In the entries, find all lines that hold the word "name" and copy them.

==== LISTING ====

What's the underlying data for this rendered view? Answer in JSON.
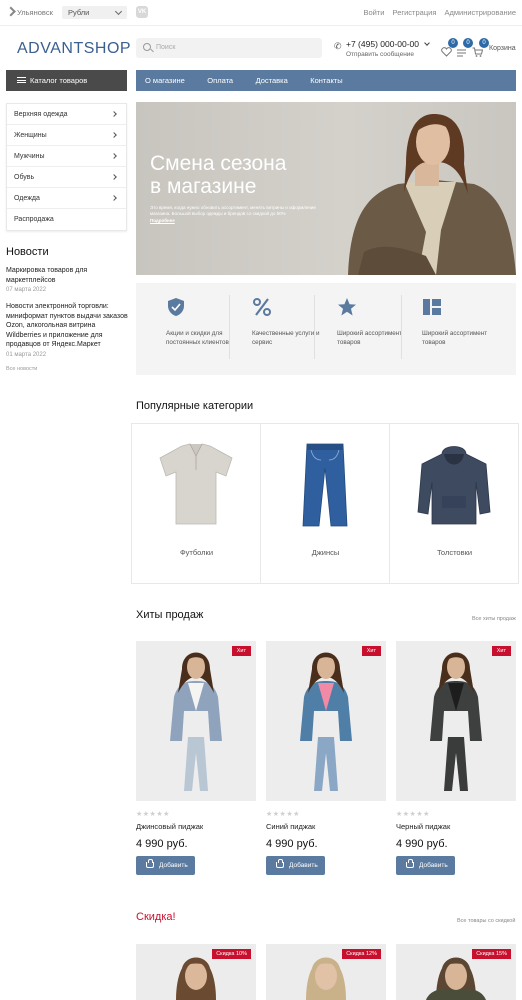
{
  "topbar": {
    "city": "Ульяновск",
    "currency": "Рубли",
    "vk": "VK",
    "login": "Войти",
    "register": "Регистрация",
    "admin": "Администрирование"
  },
  "header": {
    "logo": "ADVANTSHOP",
    "search_placeholder": "Поиск",
    "phone": "+7 (495) 000-00-00",
    "send_message": "Отправить сообщение",
    "wishlist_count": "0",
    "compare_count": "0",
    "cart_count": "0",
    "cart_label": "Корзина"
  },
  "catalog_button": "Каталог товаров",
  "nav": [
    "О магазине",
    "Оплата",
    "Доставка",
    "Контакты"
  ],
  "categories": [
    "Верхняя одежда",
    "Женщины",
    "Мужчины",
    "Обувь",
    "Одежда",
    "Распродажа"
  ],
  "news": {
    "title": "Новости",
    "items": [
      {
        "title": "Маркировка товаров для маркетплейсов",
        "date": "07 марта 2022"
      },
      {
        "title": "Новости электронной торговли: миниформат пунктов выдачи заказов Ozon, алкогольная витрина Wildberries и приложение для продавцов от Яндекс.Маркет",
        "date": "01 марта 2022"
      }
    ],
    "all": "Все новости"
  },
  "banner": {
    "title_line1": "Смена сезона",
    "title_line2": "в магазине",
    "subtitle": "Это время, когда нужно обновить ассортимент, менять витрины и оформление магазина. Большой выбор одежды и брендов со скидкой до 50%",
    "more": "Подробнее"
  },
  "features": [
    {
      "icon": "shield-check-icon",
      "text": "Акции и скидки для постоянных клиентов"
    },
    {
      "icon": "percent-icon",
      "text": "Качественные услуги и сервис"
    },
    {
      "icon": "star-icon",
      "text": "Широкий ассортимент товаров"
    },
    {
      "icon": "grid-icon",
      "text": "Широкий ассортимент товаров"
    }
  ],
  "popular": {
    "title": "Популярные категории",
    "items": [
      {
        "label": "Футболки",
        "icon": "polo-shirt-icon"
      },
      {
        "label": "Джинсы",
        "icon": "jeans-icon"
      },
      {
        "label": "Толстовки",
        "icon": "hoodie-icon"
      }
    ]
  },
  "hits": {
    "title": "Хиты продаж",
    "all": "Все хиты продаж",
    "badge": "Хит",
    "stars": "★★★★★",
    "add_label": "Добавить",
    "products": [
      {
        "name": "Джинсовый пиджак",
        "price": "4 990 руб.",
        "jacket": "#8fa3bd",
        "top": "#f4f4f2",
        "pants": "#b9c6d4"
      },
      {
        "name": "Синий пиджак",
        "price": "4 990 руб.",
        "jacket": "#4f7ea6",
        "top": "#f08aa7",
        "pants": "#8aa7c6"
      },
      {
        "name": "Черный пиджак",
        "price": "4 990 руб.",
        "jacket": "#3e403f",
        "top": "#1d1d1d",
        "pants": "#3a3c3b"
      }
    ]
  },
  "sale": {
    "title": "Скидка!",
    "all": "Все товары со скидкой",
    "items": [
      {
        "tag": "Скидка 10%"
      },
      {
        "tag": "Скидка 12%"
      },
      {
        "tag": "Скидка 15%"
      }
    ]
  },
  "colors": {
    "accent": "#5a7aa0",
    "dark": "#4a4a4a",
    "sale_red": "#c8102e",
    "badge_blue": "#2e6aa8"
  }
}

====

» OUTPUT OF THE EXERCISE:
        "name": "Джинсовый пиджак",
        "name": "Синий пиджак",
        "name": "Черный пиджак",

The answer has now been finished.